#### The request
Copy the material below from its first line through the line that has "tooltip-height: 153 bbox=[138, 392, 161, 406]", including both, with every character kept the same.
****************************************
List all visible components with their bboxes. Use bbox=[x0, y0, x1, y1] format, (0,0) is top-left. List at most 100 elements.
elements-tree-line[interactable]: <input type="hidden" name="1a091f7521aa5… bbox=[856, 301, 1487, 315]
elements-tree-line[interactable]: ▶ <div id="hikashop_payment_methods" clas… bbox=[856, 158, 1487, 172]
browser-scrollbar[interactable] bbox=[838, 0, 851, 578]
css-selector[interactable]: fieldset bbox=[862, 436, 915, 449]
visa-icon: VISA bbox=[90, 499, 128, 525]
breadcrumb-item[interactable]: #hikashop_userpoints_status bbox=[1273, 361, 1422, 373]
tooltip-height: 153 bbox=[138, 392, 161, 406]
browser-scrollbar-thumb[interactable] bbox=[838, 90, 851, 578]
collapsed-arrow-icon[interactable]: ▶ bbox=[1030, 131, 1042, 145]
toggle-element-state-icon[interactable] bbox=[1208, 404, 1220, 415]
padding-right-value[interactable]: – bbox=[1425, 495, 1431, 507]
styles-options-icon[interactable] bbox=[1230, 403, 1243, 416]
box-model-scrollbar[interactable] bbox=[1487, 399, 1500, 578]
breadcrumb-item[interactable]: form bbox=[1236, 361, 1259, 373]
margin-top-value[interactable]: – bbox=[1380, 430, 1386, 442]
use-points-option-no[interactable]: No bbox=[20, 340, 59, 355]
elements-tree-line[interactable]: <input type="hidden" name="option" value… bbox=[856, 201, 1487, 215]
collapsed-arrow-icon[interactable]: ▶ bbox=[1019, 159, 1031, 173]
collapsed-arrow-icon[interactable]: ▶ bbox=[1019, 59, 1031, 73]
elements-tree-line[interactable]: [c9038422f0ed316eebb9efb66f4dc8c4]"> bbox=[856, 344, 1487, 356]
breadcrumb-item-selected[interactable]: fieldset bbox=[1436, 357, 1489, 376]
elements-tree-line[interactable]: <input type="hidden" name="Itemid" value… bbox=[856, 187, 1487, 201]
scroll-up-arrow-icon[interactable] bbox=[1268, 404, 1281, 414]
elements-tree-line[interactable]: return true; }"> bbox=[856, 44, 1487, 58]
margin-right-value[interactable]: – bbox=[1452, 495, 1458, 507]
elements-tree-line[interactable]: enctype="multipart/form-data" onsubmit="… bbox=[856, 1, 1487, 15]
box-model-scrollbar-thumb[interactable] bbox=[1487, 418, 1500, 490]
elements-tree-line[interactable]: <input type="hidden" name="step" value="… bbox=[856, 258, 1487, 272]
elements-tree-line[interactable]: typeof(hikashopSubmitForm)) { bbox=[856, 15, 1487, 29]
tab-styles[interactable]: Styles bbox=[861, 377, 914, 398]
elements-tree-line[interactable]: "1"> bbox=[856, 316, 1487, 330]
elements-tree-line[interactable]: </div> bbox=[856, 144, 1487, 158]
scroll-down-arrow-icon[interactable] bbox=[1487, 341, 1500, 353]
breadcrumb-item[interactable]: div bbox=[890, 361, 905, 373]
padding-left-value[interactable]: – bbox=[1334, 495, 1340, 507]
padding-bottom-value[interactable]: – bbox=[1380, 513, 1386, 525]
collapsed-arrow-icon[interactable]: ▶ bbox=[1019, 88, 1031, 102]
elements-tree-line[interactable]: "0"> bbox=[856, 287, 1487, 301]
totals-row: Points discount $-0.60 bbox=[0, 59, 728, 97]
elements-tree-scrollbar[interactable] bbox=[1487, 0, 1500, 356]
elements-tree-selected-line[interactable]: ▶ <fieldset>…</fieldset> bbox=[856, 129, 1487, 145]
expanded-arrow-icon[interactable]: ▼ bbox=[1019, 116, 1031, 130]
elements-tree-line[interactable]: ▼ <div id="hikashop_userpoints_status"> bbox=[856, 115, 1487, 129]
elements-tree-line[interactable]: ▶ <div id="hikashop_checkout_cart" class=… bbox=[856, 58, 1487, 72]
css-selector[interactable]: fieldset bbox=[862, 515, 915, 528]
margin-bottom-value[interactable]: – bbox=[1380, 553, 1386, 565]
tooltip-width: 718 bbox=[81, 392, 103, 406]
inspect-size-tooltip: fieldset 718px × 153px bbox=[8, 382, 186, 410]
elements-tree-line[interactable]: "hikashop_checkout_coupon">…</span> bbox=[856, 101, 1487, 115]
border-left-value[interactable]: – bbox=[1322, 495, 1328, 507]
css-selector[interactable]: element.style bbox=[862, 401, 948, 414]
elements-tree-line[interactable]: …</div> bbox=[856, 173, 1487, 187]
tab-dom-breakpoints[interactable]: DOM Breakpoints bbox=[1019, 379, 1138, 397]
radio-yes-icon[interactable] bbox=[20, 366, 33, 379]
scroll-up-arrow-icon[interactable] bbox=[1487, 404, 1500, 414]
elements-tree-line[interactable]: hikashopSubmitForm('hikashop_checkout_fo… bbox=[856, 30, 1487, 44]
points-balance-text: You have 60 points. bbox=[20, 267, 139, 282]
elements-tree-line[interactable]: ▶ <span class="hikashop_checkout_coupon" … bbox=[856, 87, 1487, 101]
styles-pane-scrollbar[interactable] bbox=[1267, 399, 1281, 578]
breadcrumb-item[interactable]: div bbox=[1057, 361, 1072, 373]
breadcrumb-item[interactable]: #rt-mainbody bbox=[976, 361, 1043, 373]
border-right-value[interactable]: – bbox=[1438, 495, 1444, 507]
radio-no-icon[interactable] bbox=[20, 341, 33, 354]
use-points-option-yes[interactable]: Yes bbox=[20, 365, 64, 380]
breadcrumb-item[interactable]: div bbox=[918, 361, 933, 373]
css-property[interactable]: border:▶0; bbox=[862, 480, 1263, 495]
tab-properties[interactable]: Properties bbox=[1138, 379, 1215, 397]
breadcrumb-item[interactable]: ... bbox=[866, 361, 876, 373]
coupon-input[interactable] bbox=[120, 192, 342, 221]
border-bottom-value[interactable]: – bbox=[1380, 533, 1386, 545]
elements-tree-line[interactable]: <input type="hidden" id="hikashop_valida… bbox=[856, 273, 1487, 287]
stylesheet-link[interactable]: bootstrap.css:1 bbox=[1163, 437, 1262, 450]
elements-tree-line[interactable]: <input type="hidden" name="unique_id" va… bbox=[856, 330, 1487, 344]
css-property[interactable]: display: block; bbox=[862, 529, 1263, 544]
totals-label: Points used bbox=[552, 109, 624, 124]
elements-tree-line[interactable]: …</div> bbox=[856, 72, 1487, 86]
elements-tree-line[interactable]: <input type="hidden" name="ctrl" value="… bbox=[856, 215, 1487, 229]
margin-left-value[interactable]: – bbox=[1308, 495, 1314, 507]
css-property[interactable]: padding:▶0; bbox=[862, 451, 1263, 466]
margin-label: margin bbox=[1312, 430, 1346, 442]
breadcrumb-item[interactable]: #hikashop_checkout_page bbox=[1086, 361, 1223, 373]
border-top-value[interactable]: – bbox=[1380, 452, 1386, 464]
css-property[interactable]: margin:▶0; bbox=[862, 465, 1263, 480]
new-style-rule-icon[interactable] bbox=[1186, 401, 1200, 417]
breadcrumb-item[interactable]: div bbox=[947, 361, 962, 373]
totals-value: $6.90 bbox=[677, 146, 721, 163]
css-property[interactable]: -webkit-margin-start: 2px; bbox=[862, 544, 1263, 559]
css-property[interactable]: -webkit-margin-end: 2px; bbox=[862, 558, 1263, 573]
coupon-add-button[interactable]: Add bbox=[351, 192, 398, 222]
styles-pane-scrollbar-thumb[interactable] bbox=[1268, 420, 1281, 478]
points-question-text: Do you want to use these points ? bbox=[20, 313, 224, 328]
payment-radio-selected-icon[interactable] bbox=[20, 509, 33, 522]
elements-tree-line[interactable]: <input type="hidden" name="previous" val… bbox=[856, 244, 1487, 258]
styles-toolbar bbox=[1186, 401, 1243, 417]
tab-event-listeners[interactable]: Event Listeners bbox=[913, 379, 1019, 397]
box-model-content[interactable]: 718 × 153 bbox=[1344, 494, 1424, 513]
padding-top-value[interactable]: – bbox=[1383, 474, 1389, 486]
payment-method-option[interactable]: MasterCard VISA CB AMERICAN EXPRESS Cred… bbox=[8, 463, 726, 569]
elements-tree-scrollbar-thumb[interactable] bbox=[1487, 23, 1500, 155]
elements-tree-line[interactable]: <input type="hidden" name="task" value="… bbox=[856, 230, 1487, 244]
****************************************
#### Right answer
List all visible components with their bboxes. Use bbox=[x0, y0, x1, y1] format, (0,0) is top-left. List at most 100 elements.
elements-tree-line[interactable]: <input type="hidden" name="1a091f7521aa5… bbox=[856, 301, 1487, 315]
elements-tree-line[interactable]: ▶ <div id="hikashop_payment_methods" clas… bbox=[856, 158, 1487, 172]
browser-scrollbar[interactable] bbox=[838, 0, 851, 578]
css-selector[interactable]: fieldset bbox=[862, 436, 915, 449]
visa-icon: VISA bbox=[90, 499, 128, 525]
breadcrumb-item[interactable]: #hikashop_userpoints_status bbox=[1273, 361, 1422, 373]
tooltip-height: 153 bbox=[138, 392, 161, 406]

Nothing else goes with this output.